§ What you should do:
Write out the whole listing again, exactly as given.

- - -

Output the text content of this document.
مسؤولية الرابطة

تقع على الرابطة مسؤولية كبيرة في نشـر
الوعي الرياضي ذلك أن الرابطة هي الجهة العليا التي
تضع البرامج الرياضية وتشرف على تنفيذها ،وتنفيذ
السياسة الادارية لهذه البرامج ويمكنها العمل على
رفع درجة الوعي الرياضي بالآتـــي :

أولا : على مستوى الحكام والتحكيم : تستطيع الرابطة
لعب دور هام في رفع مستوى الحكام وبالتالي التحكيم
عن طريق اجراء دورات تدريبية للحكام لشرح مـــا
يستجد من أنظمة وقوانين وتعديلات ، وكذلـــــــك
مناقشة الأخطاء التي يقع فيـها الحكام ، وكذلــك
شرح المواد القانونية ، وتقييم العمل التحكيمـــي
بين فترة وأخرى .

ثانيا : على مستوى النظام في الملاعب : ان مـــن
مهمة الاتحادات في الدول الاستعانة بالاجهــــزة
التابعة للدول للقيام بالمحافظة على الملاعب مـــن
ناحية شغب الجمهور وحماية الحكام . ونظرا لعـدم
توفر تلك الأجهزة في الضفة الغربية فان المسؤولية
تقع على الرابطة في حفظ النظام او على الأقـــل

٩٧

- - -

§ Exercise result:
Output the text content of this document.
مسؤولية الرابطة

تقع على الرابطة مسؤولية كبيرة في نشـر
الوعي الرياضي ذلك أن الرابطة هي الجهة العليا التي
تضع البرامج الرياضية وتشرف على تنفيذها ،وتنفيذ
السياسة الادارية لهذه البرامج ويمكنها العمل على
رفع درجة الوعي الرياضي بالآتـــي :

أولا : على مستوى الحكام والتحكيم : تستطيع الرابطة
لعب دور هام في رفع مستوى الحكام وبالتالي التحكيم
عن طريق اجراء دورات تدريبية للحكام لشرح مـــا
يستجد من أنظمة وقوانين وتعديلات ، وكذلـــــــك
مناقشة الأخطاء التي يقع فيـها الحكام ، وكذلــك
شرح المواد القانونية ، وتقييم العمل التحكيمـــي
بين فترة وأخرى .

ثانيا : على مستوى النظام في الملاعب : ان مـــن
مهمة الاتحادات في الدول الاستعانة بالاجهــــزة
التابعة للدول للقيام بالمحافظة على الملاعب مـــن
ناحية شغب الجمهور وحماية الحكام . ونظرا لعـدم
توفر تلك الأجهزة في الضفة الغربية فان المسؤولية
تقع على الرابطة في حفظ النظام او على الأقـــل

٩٧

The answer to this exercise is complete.